> The request
Below are the records; copy each line in them that holds the word "this".

> Recorded data
>>>>

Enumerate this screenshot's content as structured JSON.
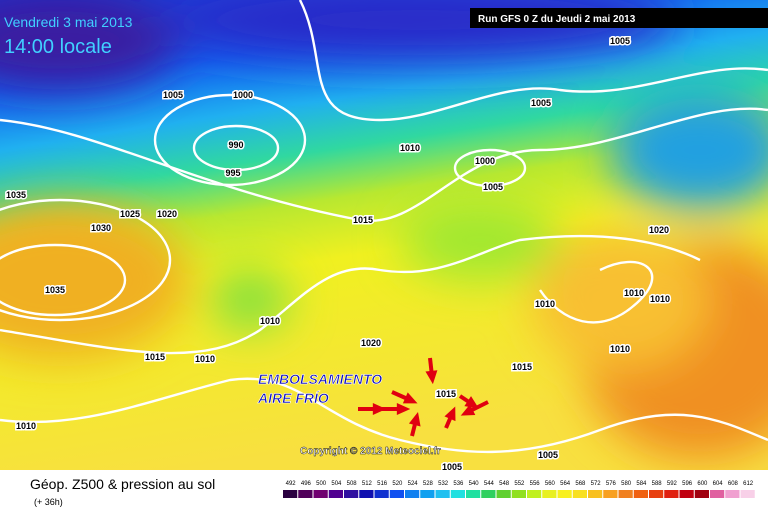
{
  "header": {
    "date": "Vendredi 3 mai 2013",
    "time": "14:00 locale",
    "run": "Run GFS 0 Z du Jeudi 2 mai 2013"
  },
  "isobar_labels": [
    "1005",
    "1005",
    "1000",
    "990",
    "995",
    "1010",
    "1000",
    "1005",
    "1005",
    "1035",
    "1025",
    "1020",
    "1030",
    "1015",
    "1020",
    "1035",
    "1010",
    "1010",
    "1010",
    "1010",
    "1015",
    "1010",
    "1020",
    "1010",
    "1015",
    "1015",
    "1010",
    "1005",
    "1005"
  ],
  "annotation": {
    "line1": "EMBOLSAMIENTO",
    "line2": "AIRE FRÍO"
  },
  "copyright": "Copyright © 2012 Meteociel.fr",
  "footer": {
    "title": "Géop. Z500 & pression au sol",
    "subtitle": "(+ 36h)"
  },
  "scale": [
    492,
    496,
    500,
    504,
    508,
    512,
    516,
    520,
    524,
    528,
    532,
    536,
    540,
    544,
    548,
    552,
    556,
    560,
    564,
    568,
    572,
    576,
    580,
    584,
    588,
    592,
    596,
    600,
    604,
    608,
    612
  ]
}
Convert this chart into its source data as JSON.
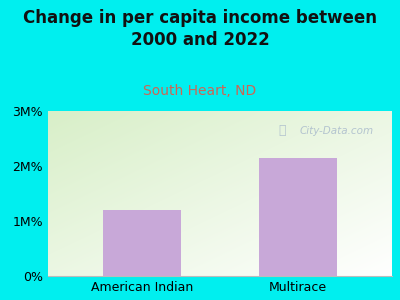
{
  "title": "Change in per capita income between\n2000 and 2022",
  "subtitle": "South Heart, ND",
  "categories": [
    "American Indian",
    "Multirace"
  ],
  "values": [
    1.2,
    2.15
  ],
  "bar_color": "#c8a8d8",
  "background_color": "#00efef",
  "plot_bg_top_left": "#d8efc8",
  "plot_bg_bottom_right": "#ffffff",
  "yticks": [
    0,
    1,
    2,
    3
  ],
  "ytick_labels": [
    "0%",
    "1M%",
    "2M%",
    "3M%"
  ],
  "ylim": [
    0,
    3
  ],
  "title_fontsize": 12,
  "subtitle_fontsize": 10,
  "subtitle_color": "#cc6655",
  "watermark_text": "City-Data.com",
  "watermark_color": "#aabbcc",
  "tick_fontsize": 9,
  "xlabel_fontsize": 9
}
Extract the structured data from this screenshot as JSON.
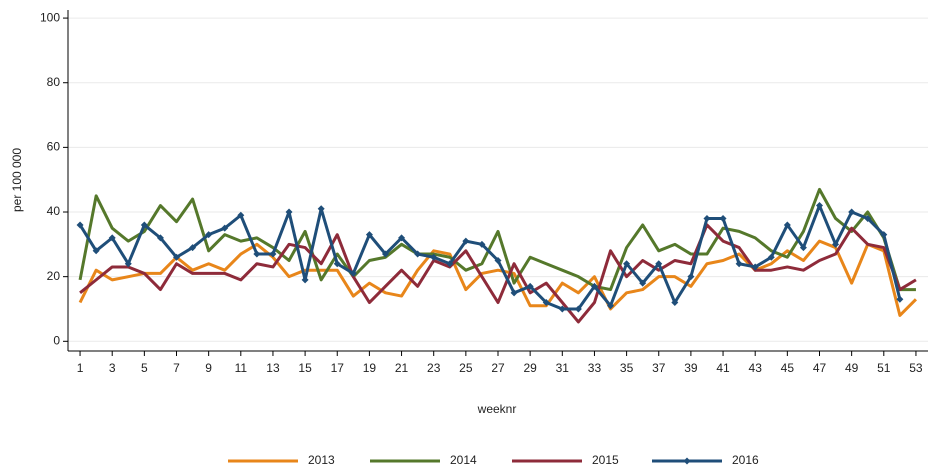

<<<<

> Problem solution
Enumerate this screenshot's content as structured JSON.
Convert this chart into its source data as JSON.
Extract the structured data from this screenshot as JSON.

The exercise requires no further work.